::: Materials provided :::

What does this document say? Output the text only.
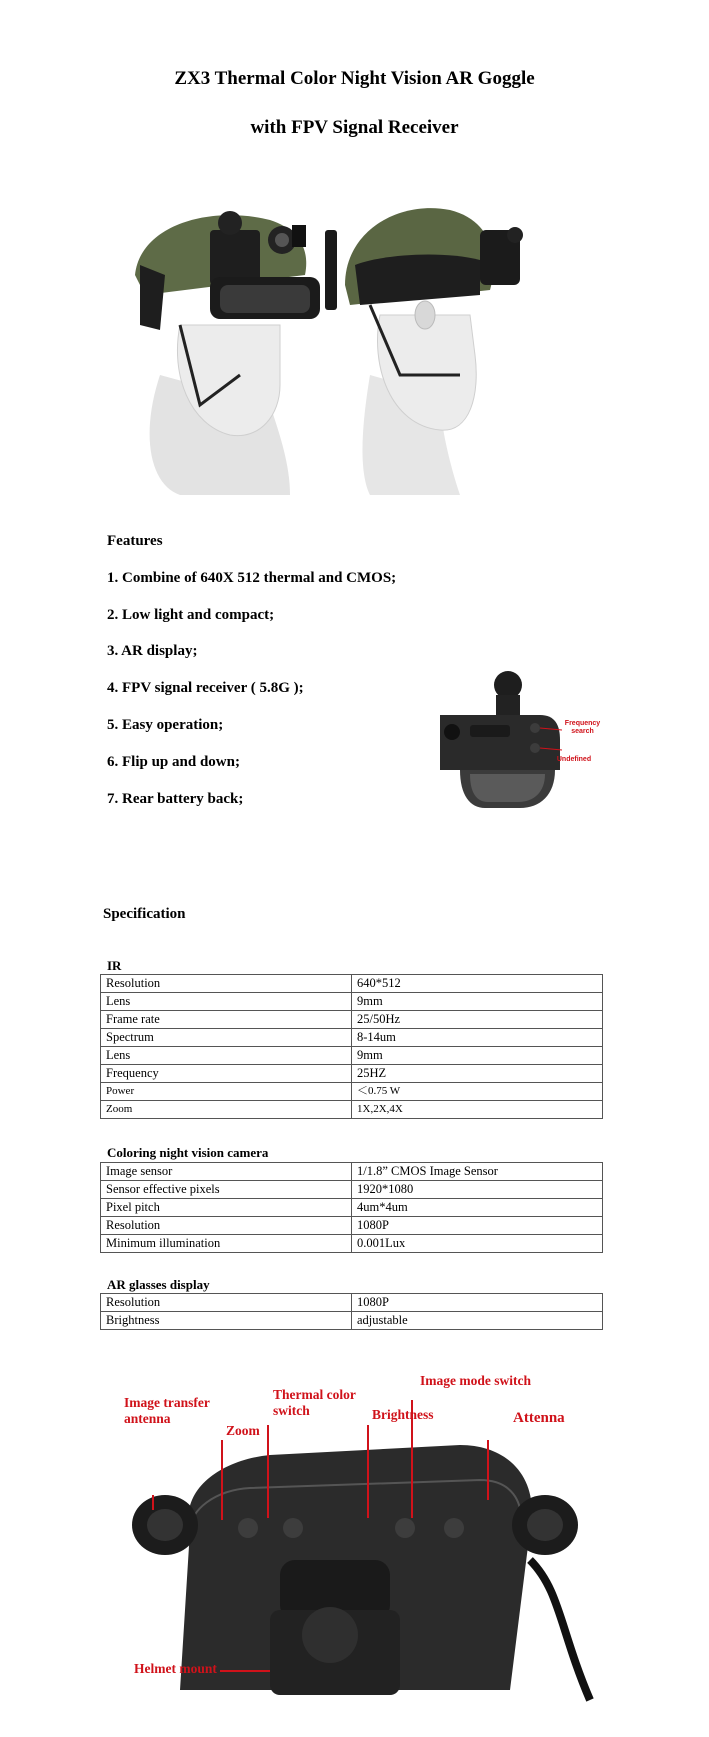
ZX3 Thermal Color Night Vision AR Goggle
with FPV Signal Receiver
Features
1. Combine of 640X 512 thermal and CMOS;
2. Low light and compact;
3. AR display;
4. FPV signal receiver ( 5.8G );
5. Easy operation;
6. Flip up and down;
7. Rear battery back;
Frequency search
Undefined
Specification
IR
Resolution	640*512
Lens	9mm
Frame rate	25/50Hz
Spectrum	8-14um
Lens	9mm
Frequency	25HZ
Power	＜0.75 W
Zoom	1X,2X,4X
Coloring night vision camera
Image sensor	1/1.8” CMOS Image Sensor
Sensor effective pixels	1920*1080
Pixel pitch	4um*4um
Resolution	1080P
Minimum illumination	0.001Lux
AR glasses display
Resolution	1080P
Brightness	adjustable
Image transfer antenna
Zoom
Thermal color switch	Brightness
Image mode switch
Attenna
Helmet mount
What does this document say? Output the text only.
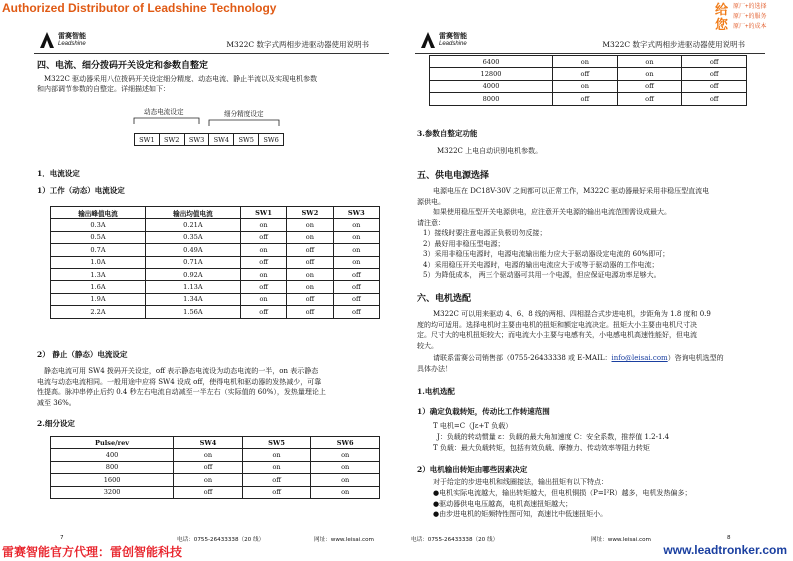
Authorized Distributor of Leadshine Technology	给您
原厂+的选择
原厂+的服务
原厂+的成本
雷赛智能
Leadshine	M322C 数字式两相步进驱动器使用说明书
四、电流、细分拨码开关设定和参数自整定
M322C 驱动器采用八位拨码开关设定细分精度、动态电流、静止半流以及实现电机参数
和内部调节参数的自整定。详细描述如下：
动态电流设定	细分精度设定
SW1	SW2	SW3	SW4	SW5	SW6
1．电流设定
1）工作（动态）电流设定
输出峰值电流	输出均值电流	SW1	SW2	SW3
0.3A	0.21A	on	on	on
0.5A	0.35A	off	on	on
0.7A	0.49A	on	off	on
1.0A	0.71A	off	off	on
1.3A	0.92A	on	on	off
1.6A	1.13A	off	on	off
1.9A	1.34A	on	off	off
2.2A	1.56A	off	off	off
2） 静止（静态）电流设定
静态电流可用 SW4 拨码开关设定，off 表示静态电流设为动态电流的一半，on 表示静态
电流与动态电流相同。一般用途中应将 SW4 设成 off，使得电机和驱动器的发热减少，可靠
性提高。脉冲串停止后约 0.4 秒左右电流自动减至一半左右（实际值的 60%），发热量理论上
减至 36%。
2.细分设定
Pulse/rev	SW4	SW5	SW6
400	on	on	on
800	off	on	on
1600	on	off	on
3200	off	off	on
7	电话：0755-26433338（20 线）	网址：www.leisai.com
雷赛智能
Leadshine	M322C 数字式两相步进驱动器使用说明书
6400	on	on	off
12800	off	on	off
4000	on	off	off
8000	off	off	off
3.参数自整定功能
M322C 上电自动识别电机参数。
五、供电电源选择
电源电压在 DC18V-30V 之间都可以正常工作，M322C 驱动器最好采用非稳压型直流电
源供电。
如果使用稳压型开关电源供电，应注意开关电源的输出电流范围需设成最大。
请注意：
1）接线时要注意电源正负极切勿反接；
2）最好用非稳压型电源；
3）采用非稳压电源时，电源电流输出能力应大于驱动器设定电流的 60%即可；
4）采用稳压开关电源时，电源的输出电流应大于或等于驱动器的工作电流；
5）为降低成本， 两三个驱动器可共用一个电源，但应保证电源功率足够大。
六、电机选配
M322C 可以用来驱动 4、6、8 线的两相、四相混合式步进电机，步距角为 1.8 度和 0.9
度的均可适用。选择电机时主要由电机的扭矩和额定电流决定。扭矩大小主要由电机尺寸决
定。尺寸大的电机扭矩较大；而电流大小主要与电感有关，小电感电机高速性能好，但电流
较大。
请联系雷赛公司销售部（0755-26433338 或 E-MAIL：info@leisai.com）咨询电机选型的
具体办法！
1.电机选配
1）确定负载转矩，传动比工作转速范围
T 电机=C（Jε+T 负载）
J：负载的转动惯量 ε：负载的最大角加速度 C：安全系数，推荐值 1.2-1.4
T 负载：最大负载转矩，包括有效负载、摩擦力、传动效率等阻力转矩
2）电机输出转矩由哪些因素决定
对于给定的步进电机和线圈接法，输出扭矩有以下特点：
●电机实际电流越大，输出转矩越大，但电机铜损（P=I²R）越多，电机发热偏多；
●驱动器供电电压越高，电机高速扭矩越大；
●由步进电机的矩频特性图可知，高速比中低速扭矩小。
电话：0755-26433338（20 线）	网址：www.leisai.com	8
雷赛智能官方代理：雷创智能科技	www.leadtronker.com
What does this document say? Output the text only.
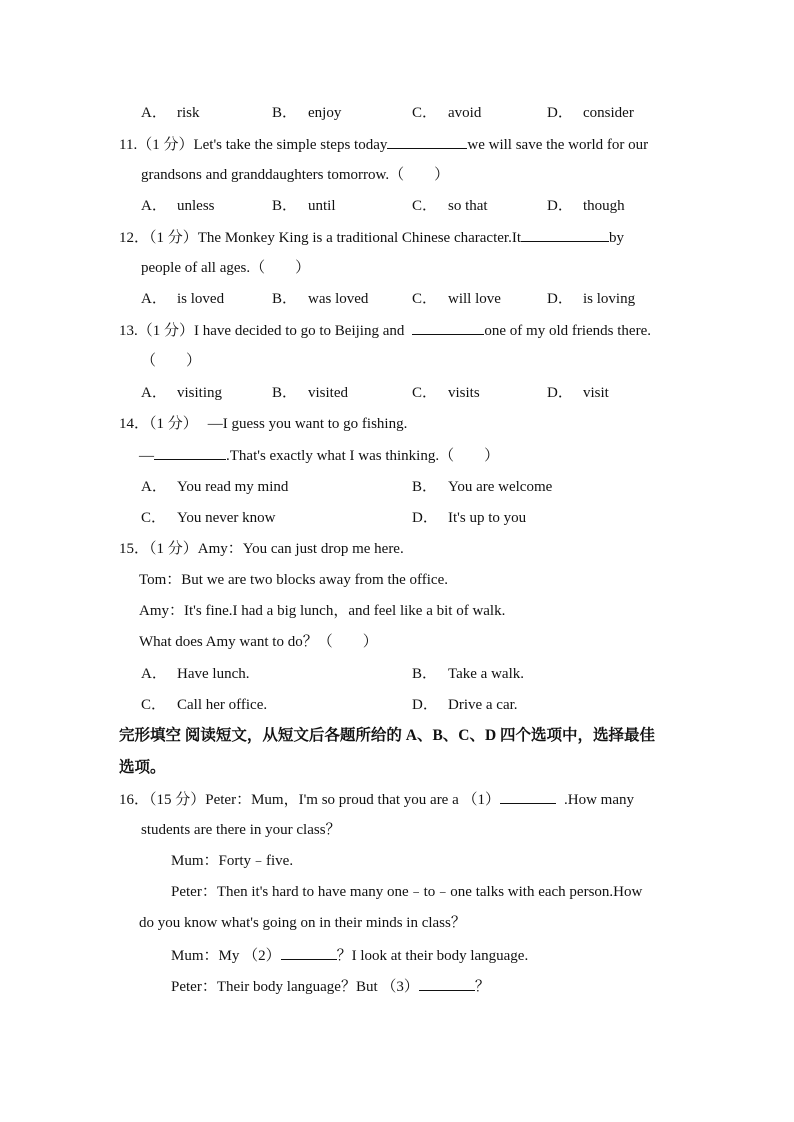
A． risk	B． enjoy	C． avoid	D． consider
11.（1 分）Let's take the simple steps today	we will save the world for our
grandsons and granddaughters tomorrow.（　　）
A． unless	B． until	C． so that	D． though
12．（1 分）The Monkey King is a traditional Chinese character.It	by
people of all ages.（　　）
A． is loved	B． was loved	C． will love	D． is loving
13.（1 分）I have decided to go to Beijing and	one of my old friends there.
（　　）
A． visiting	B． visited	C． visits	D． visit
14．（1 分） —I guess you want to go fishing.
—	.That's exactly what I was thinking.（　　）
A． You read my mind	B． You are welcome
C． You never know	D． It's up to you
15．（1 分）Amy：You can just drop me here.
Tom：But we are two blocks away from the office.
Amy：It's fine.I had a big lunch，and feel like a bit of walk.
What does Amy want to do？（　　）
A． Have lunch.	B． Take a walk.
C． Call her office.	D． Drive a car.
完形填空 阅读短文，从短文后各题所给的 A、B、C、D 四个选项中，选择最佳
选项。
16．（15 分）Peter：Mum，I'm so proud that you are a （1）	.How many
students are there in your class？
Mum：Forty﹣five.
Peter：Then it's hard to have many one﹣to﹣one talks with each person.How
do you know what's going on in their minds in class？
Mum：My （2）	？I look at their body language.
Peter：Their body language？But （3）	？
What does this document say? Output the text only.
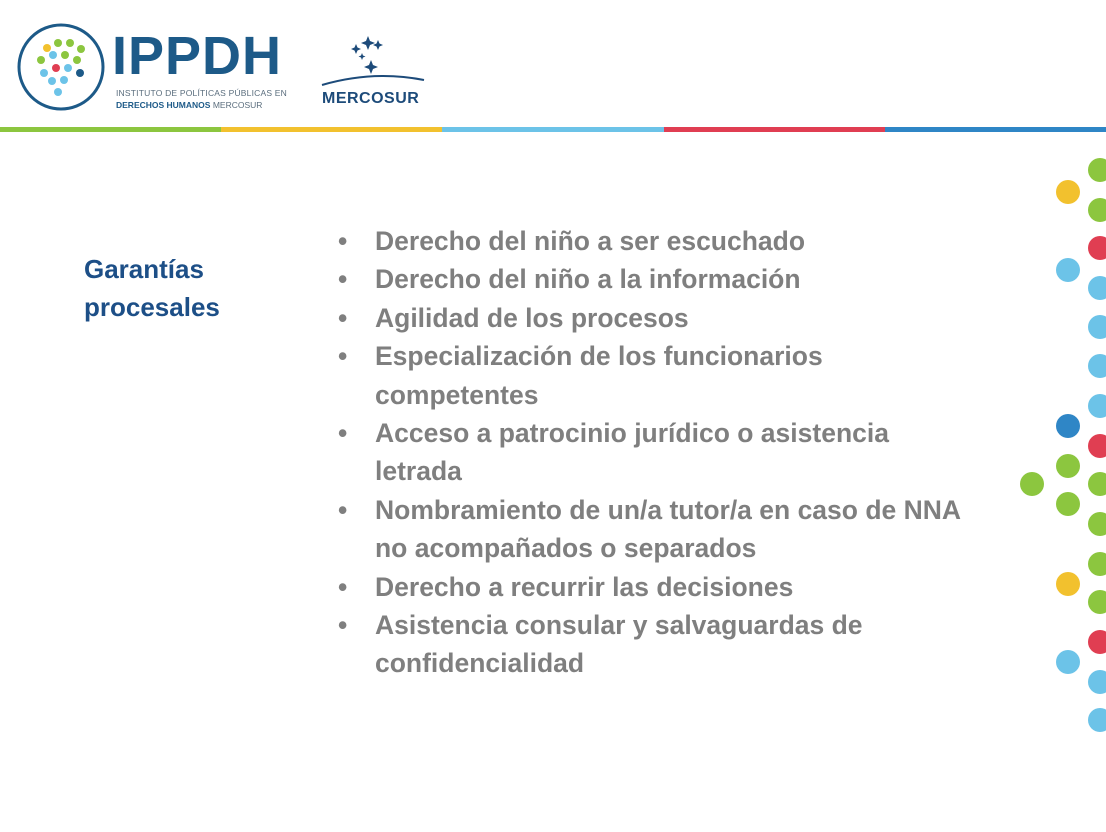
IPPDH
INSTITUTO DE POLÍTICAS PÚBLICAS EN
DERECHOS HUMANOS MERCOSUR	MERCOSUR
Garantías procesales
•	Derecho del niño a ser escuchado
•	Derecho del niño a la información
•	Agilidad de los procesos
•	Especialización de los funcionarios competentes
•	Acceso a patrocinio jurídico o asistencia letrada
•	Nombramiento de un/a tutor/a en caso de NNA no acompañados o separados
•	Derecho a recurrir las decisiones
•	Asistencia consular y salvaguardas de confidencialidad
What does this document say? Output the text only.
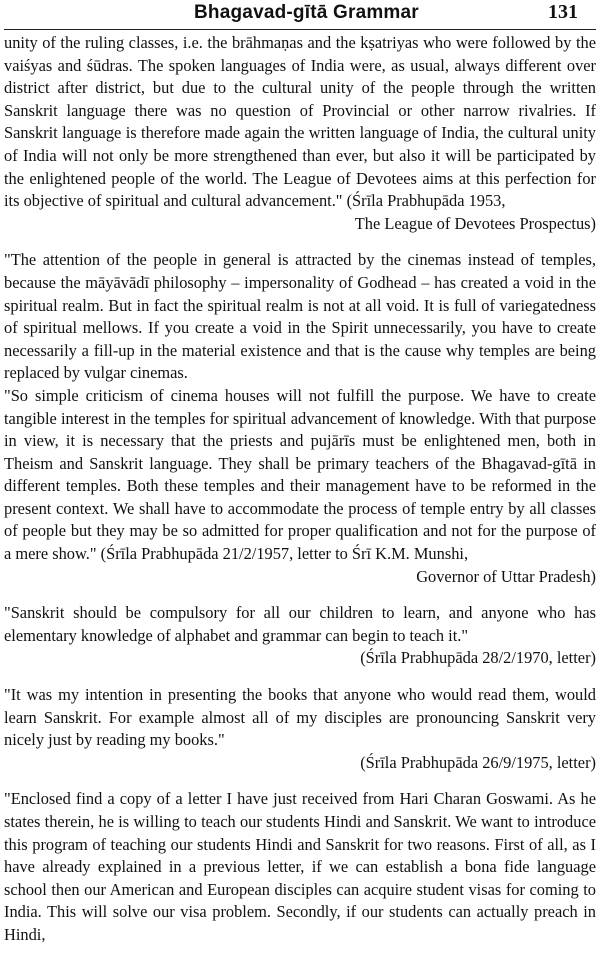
Bhagavad-gītā Grammar	131

unity of the ruling classes, i.e. the brāhmaṇas and the kṣatriyas who were followed by the vaiśyas and śūdras. The spoken languages of India were, as usual, always different over district after district, but due to the cultural unity of the people through the written Sanskrit language there was no question of Provincial or other narrow rivalries. If Sanskrit language is therefore made again the written language of India, the cultural unity of India will not only be more strengthened than ever, but also it will be participated by the enlightened people of the world. The League of Devotees aims at this perfection for its objective of spiritual and cultural advancement." (Śrīla Prabhupāda 1953,

The League of Devotees Prospectus)

"The attention of the people in general is attracted by the cinemas instead of temples, because the māyāvādī philosophy – impersonality of Godhead – has created a void in the spiritual realm. But in fact the spiritual realm is not at all void. It is full of variegatedness of spiritual mellows. If you create a void in the Spirit unnecessarily, you have to create necessarily a fill-up in the material existence and that is the cause why temples are being replaced by vulgar cinemas.

"So simple criticism of cinema houses will not fulfill the purpose. We have to create tangible interest in the temples for spiritual advancement of knowledge. With that purpose in view, it is necessary that the priests and pujārīs must be enlightened men, both in Theism and Sanskrit language. They shall be primary teachers of the Bhagavad-gītā in different temples. Both these temples and their management have to be reformed in the present context. We shall have to accommodate the process of temple entry by all classes of people but they may be so admitted for proper qualification and not for the purpose of a mere show." (Śrīla Prabhupāda 21/2/1957, letter to Śrī K.M. Munshi,

Governor of Uttar Pradesh)

"Sanskrit should be compulsory for all our children to learn, and anyone who has elementary knowledge of alphabet and grammar can begin to teach it."

(Śrīla Prabhupāda 28/2/1970, letter)

"It was my intention in presenting the books that anyone who would read them, would learn Sanskrit. For example almost all of my disciples are pronouncing Sanskrit very nicely just by reading my books."

(Śrīla Prabhupāda 26/9/1975, letter)

"Enclosed find a copy of a letter I have just received from Hari Charan Goswami. As he states therein, he is willing to teach our students Hindi and Sanskrit. We want to introduce this program of teaching our students Hindi and Sanskrit for two reasons. First of all, as I have already explained in a previous letter, if we can establish a bona fide language school then our American and European disciples can acquire student visas for coming to India. This will solve our visa problem. Secondly, if our students can actually preach in Hindi,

:::

Pick out all the lines with the word "many" in them and copy them.

16．（15 分）Peter：Mum，I'm so proud that you are a （1）	.How many
Peter：Then it's hard to have many one﹣to﹣one talks with each person.How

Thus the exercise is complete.